Leave out the pictures and repeat every record exactly.

===============

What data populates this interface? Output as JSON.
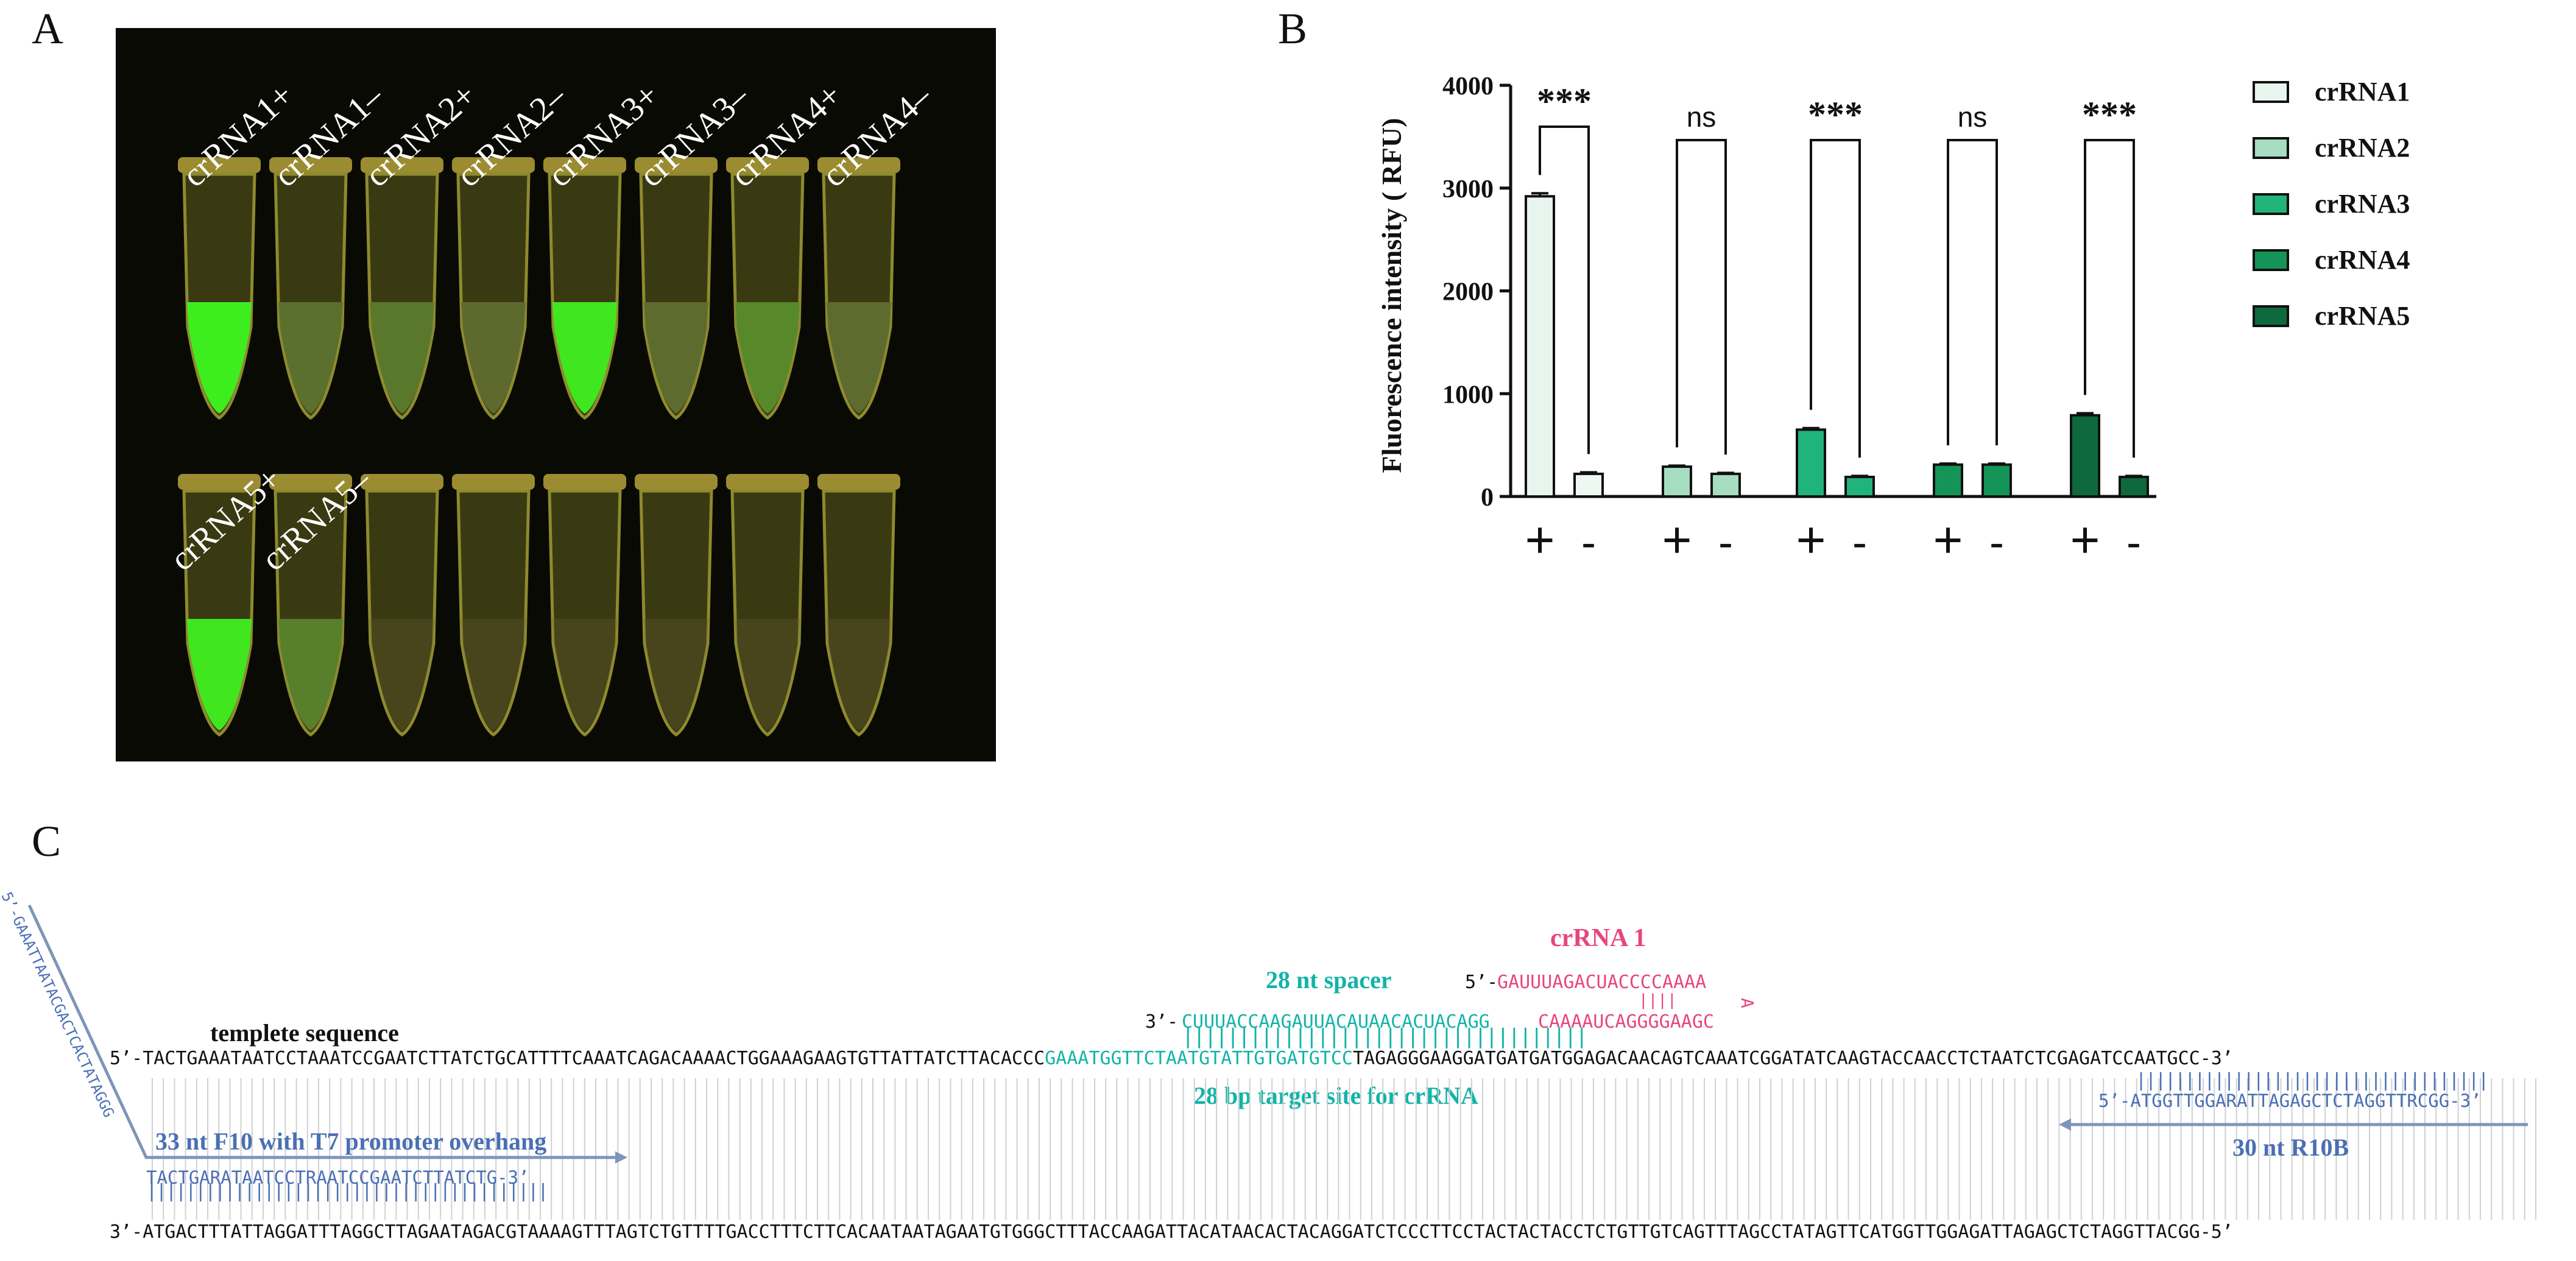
{
  "panels": {
    "a": "A",
    "b": "B",
    "c": "C"
  },
  "panel_a": {
    "row1_labels": [
      "crRNA1+",
      "crRNA1–",
      "crRNA2+",
      "crRNA2–",
      "crRNA3+",
      "crRNA3–",
      "crRNA4+",
      "crRNA4–"
    ],
    "row2_labels": [
      "crRNA5+",
      "crRNA5–"
    ],
    "row1_fluorescence": [
      0.95,
      0.15,
      0.2,
      0.1,
      0.9,
      0.12,
      0.3,
      0.12
    ],
    "row2_fluorescence": [
      0.9,
      0.25,
      0,
      0,
      0,
      0,
      0,
      0
    ]
  },
  "chart_data": {
    "type": "bar",
    "categories": [
      "+",
      "-",
      "+",
      "-",
      "+",
      "-",
      "+",
      "-",
      "+",
      "-"
    ],
    "groups": [
      "crRNA1",
      "crRNA2",
      "crRNA3",
      "crRNA4",
      "crRNA5"
    ],
    "values": [
      2920,
      220,
      290,
      220,
      650,
      190,
      310,
      310,
      790,
      190
    ],
    "errors": [
      30,
      15,
      10,
      10,
      15,
      10,
      10,
      10,
      20,
      10
    ],
    "ylabel": "Fluorescence intensity ( RFU)",
    "ylim": [
      0,
      4000
    ],
    "yticks": [
      0,
      1000,
      2000,
      3000,
      4000
    ],
    "significance": [
      "***",
      "ns",
      "***",
      "ns",
      "***"
    ],
    "legend": {
      "position": "right",
      "entries": [
        {
          "name": "crRNA1",
          "color": "#e8f5ee"
        },
        {
          "name": "crRNA2",
          "color": "#a6dcc0"
        },
        {
          "name": "crRNA3",
          "color": "#20b37a"
        },
        {
          "name": "crRNA4",
          "color": "#149457"
        },
        {
          "name": "crRNA5",
          "color": "#0e6a3d"
        }
      ]
    }
  },
  "panel_c": {
    "crrna_title": "crRNA 1",
    "crrna_5": "5’-",
    "crrna_seq": "GAUUUAGACUACCCCAAAA",
    "crrna_loop_end": "A",
    "crrna_stem_seq": "CAAAAUCAGGGGAAGC",
    "spacer_label": "28 nt spacer",
    "spacer_3": "3’-",
    "spacer_seq": "CUUUACCAAGAUUACAUAACACUACAGG",
    "template_label": "templete sequence",
    "target_label": "28 bp target site for crRNA",
    "top_5": "5’-",
    "top_seq_a": "TACTGAAATAATCCTAAATCCGAATCTTATCTGCATTTTCAAATCAGACAAAACTGGAAAGAAGTGTTATTATCTTACACCC",
    "top_seq_target": "GAAATGGTTCTAATGTATTGTGATGTCC",
    "top_seq_b": "TAGAGGGAAGGATGATGATGGAGACAACAGTCAAATCGGATATCAAGTACCAACCTCTAATCTCGAGATCCAATGCC",
    "top_3": "-3’",
    "bottom_3": "3’-",
    "bottom_seq": "ATGACTTTATTAGGATTTAGGCTTAGAATAGACGTAAAAGTTTAGTCTGTTTTGACCTTTCTTCACAATAATAGAATGTGGGCTTTACCAAGATTACATAACACTACAGGATCTCCCTTCCTACTACTACCTCTGTTGTCAGTTTAGCCTATAGTTCATGGTTGGAGATTAGAGCTCTAGGTTACGG",
    "bottom_5": "-5’",
    "f10_overhang": "5’-GAAATTAATACGACTCACTATAGGG",
    "f10_seq": "TACTGARATAATCCTRAATCCGAATCTTATCTG-3’",
    "f10_label": "33 nt F10 with T7 promoter overhang",
    "r10_seq": "5’-ATGGTTGGARATTAGAGCTCTAGGTTRCGG-3’",
    "r10_label": "30 nt R10B",
    "colors": {
      "primer": "#4a6fb5",
      "spacer": "#12b3a8",
      "crrna": "#e8457e",
      "arrow": "#7d95b8"
    }
  }
}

===============

• _Written solution_:
What data populates this interface? Output as JSON.
{
  "panels": {
    "a": "A",
    "b": "B",
    "c": "C"
  },
  "panel_a": {
    "row1_labels": [
      "crRNA1+",
      "crRNA1–",
      "crRNA2+",
      "crRNA2–",
      "crRNA3+",
      "crRNA3–",
      "crRNA4+",
      "crRNA4–"
    ],
    "row2_labels": [
      "crRNA5+",
      "crRNA5–"
    ],
    "row1_fluorescence": [
      0.95,
      0.15,
      0.2,
      0.1,
      0.9,
      0.12,
      0.3,
      0.12
    ],
    "row2_fluorescence": [
      0.9,
      0.25,
      0,
      0,
      0,
      0,
      0,
      0
    ]
  },
  "chart_data": {
    "type": "bar",
    "categories": [
      "+",
      "-",
      "+",
      "-",
      "+",
      "-",
      "+",
      "-",
      "+",
      "-"
    ],
    "groups": [
      "crRNA1",
      "crRNA2",
      "crRNA3",
      "crRNA4",
      "crRNA5"
    ],
    "values": [
      2920,
      220,
      290,
      220,
      650,
      190,
      310,
      310,
      790,
      190
    ],
    "errors": [
      30,
      15,
      10,
      10,
      15,
      10,
      10,
      10,
      20,
      10
    ],
    "ylabel": "Fluorescence intensity ( RFU)",
    "ylim": [
      0,
      4000
    ],
    "yticks": [
      0,
      1000,
      2000,
      3000,
      4000
    ],
    "significance": [
      "***",
      "ns",
      "***",
      "ns",
      "***"
    ],
    "legend": {
      "position": "right",
      "entries": [
        {
          "name": "crRNA1",
          "color": "#e8f5ee"
        },
        {
          "name": "crRNA2",
          "color": "#a6dcc0"
        },
        {
          "name": "crRNA3",
          "color": "#20b37a"
        },
        {
          "name": "crRNA4",
          "color": "#149457"
        },
        {
          "name": "crRNA5",
          "color": "#0e6a3d"
        }
      ]
    }
  },
  "panel_c": {
    "crrna_title": "crRNA 1",
    "crrna_5": "5’-",
    "crrna_seq": "GAUUUAGACUACCCCAAAA",
    "crrna_loop_end": "A",
    "crrna_stem_seq": "CAAAAUCAGGGGAAGC",
    "spacer_label": "28 nt spacer",
    "spacer_3": "3’-",
    "spacer_seq": "CUUUACCAAGAUUACAUAACACUACAGG",
    "template_label": "templete sequence",
    "target_label": "28 bp target site for crRNA",
    "top_5": "5’-",
    "top_seq_a": "TACTGAAATAATCCTAAATCCGAATCTTATCTGCATTTTCAAATCAGACAAAACTGGAAAGAAGTGTTATTATCTTACACCC",
    "top_seq_target": "GAAATGGTTCTAATGTATTGTGATGTCC",
    "top_seq_b": "TAGAGGGAAGGATGATGATGGAGACAACAGTCAAATCGGATATCAAGTACCAACCTCTAATCTCGAGATCCAATGCC",
    "top_3": "-3’",
    "bottom_3": "3’-",
    "bottom_seq": "ATGACTTTATTAGGATTTAGGCTTAGAATAGACGTAAAAGTTTAGTCTGTTTTGACCTTTCTTCACAATAATAGAATGTGGGCTTTACCAAGATTACATAACACTACAGGATCTCCCTTCCTACTACTACCTCTGTTGTCAGTTTAGCCTATAGTTCATGGTTGGAGATTAGAGCTCTAGGTTACGG",
    "bottom_5": "-5’",
    "f10_overhang": "5’-GAAATTAATACGACTCACTATAGGG",
    "f10_seq": "TACTGARATAATCCTRAATCCGAATCTTATCTG-3’",
    "f10_label": "33 nt F10 with T7 promoter overhang",
    "r10_seq": "5’-ATGGTTGGARATTAGAGCTCTAGGTTRCGG-3’",
    "r10_label": "30 nt R10B",
    "colors": {
      "primer": "#4a6fb5",
      "spacer": "#12b3a8",
      "crrna": "#e8457e",
      "arrow": "#7d95b8"
    }
  }
}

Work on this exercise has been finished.